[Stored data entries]

begin

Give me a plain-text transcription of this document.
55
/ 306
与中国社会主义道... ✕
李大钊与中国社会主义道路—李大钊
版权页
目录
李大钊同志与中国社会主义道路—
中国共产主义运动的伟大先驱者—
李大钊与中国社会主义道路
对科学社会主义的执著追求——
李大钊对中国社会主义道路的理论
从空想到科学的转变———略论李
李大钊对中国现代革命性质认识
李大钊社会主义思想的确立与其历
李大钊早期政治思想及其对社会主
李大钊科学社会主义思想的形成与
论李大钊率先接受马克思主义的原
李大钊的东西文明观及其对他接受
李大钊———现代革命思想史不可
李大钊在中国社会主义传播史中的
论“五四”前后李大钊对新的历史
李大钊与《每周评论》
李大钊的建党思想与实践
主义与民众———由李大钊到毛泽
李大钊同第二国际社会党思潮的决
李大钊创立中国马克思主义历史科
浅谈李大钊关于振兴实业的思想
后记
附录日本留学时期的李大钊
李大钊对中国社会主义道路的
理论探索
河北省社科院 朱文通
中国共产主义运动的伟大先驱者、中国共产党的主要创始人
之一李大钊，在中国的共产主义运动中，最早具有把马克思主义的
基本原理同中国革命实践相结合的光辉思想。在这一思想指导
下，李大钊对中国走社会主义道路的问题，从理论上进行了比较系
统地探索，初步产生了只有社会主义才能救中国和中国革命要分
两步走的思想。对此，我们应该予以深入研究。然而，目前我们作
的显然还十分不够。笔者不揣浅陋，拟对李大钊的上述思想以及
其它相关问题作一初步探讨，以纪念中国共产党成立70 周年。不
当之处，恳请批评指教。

end

Every line above should be printed again exactly as it stands.

Give me a plain-text transcription of this document.
55
/ 306
与中国社会主义道... ✕
李大钊与中国社会主义道路—李大钊
版权页
目录
李大钊同志与中国社会主义道路—
中国共产主义运动的伟大先驱者—
李大钊与中国社会主义道路
对科学社会主义的执著追求——
李大钊对中国社会主义道路的理论
从空想到科学的转变———略论李
李大钊对中国现代革命性质认识
李大钊社会主义思想的确立与其历
李大钊早期政治思想及其对社会主
李大钊科学社会主义思想的形成与
论李大钊率先接受马克思主义的原
李大钊的东西文明观及其对他接受
李大钊———现代革命思想史不可
李大钊在中国社会主义传播史中的
论“五四”前后李大钊对新的历史
李大钊与《每周评论》
李大钊的建党思想与实践
主义与民众———由李大钊到毛泽
李大钊同第二国际社会党思潮的决
李大钊创立中国马克思主义历史科
浅谈李大钊关于振兴实业的思想
后记
附录日本留学时期的李大钊
李大钊对中国社会主义道路的
理论探索
河北省社科院 朱文通
中国共产主义运动的伟大先驱者、中国共产党的主要创始人
之一李大钊，在中国的共产主义运动中，最早具有把马克思主义的
基本原理同中国革命实践相结合的光辉思想。在这一思想指导
下，李大钊对中国走社会主义道路的问题，从理论上进行了比较系
统地探索，初步产生了只有社会主义才能救中国和中国革命要分
两步走的思想。对此，我们应该予以深入研究。然而，目前我们作
的显然还十分不够。笔者不揣浅陋，拟对李大钊的上述思想以及
其它相关问题作一初步探讨，以纪念中国共产党成立70 周年。不
当之处，恳请批评指教。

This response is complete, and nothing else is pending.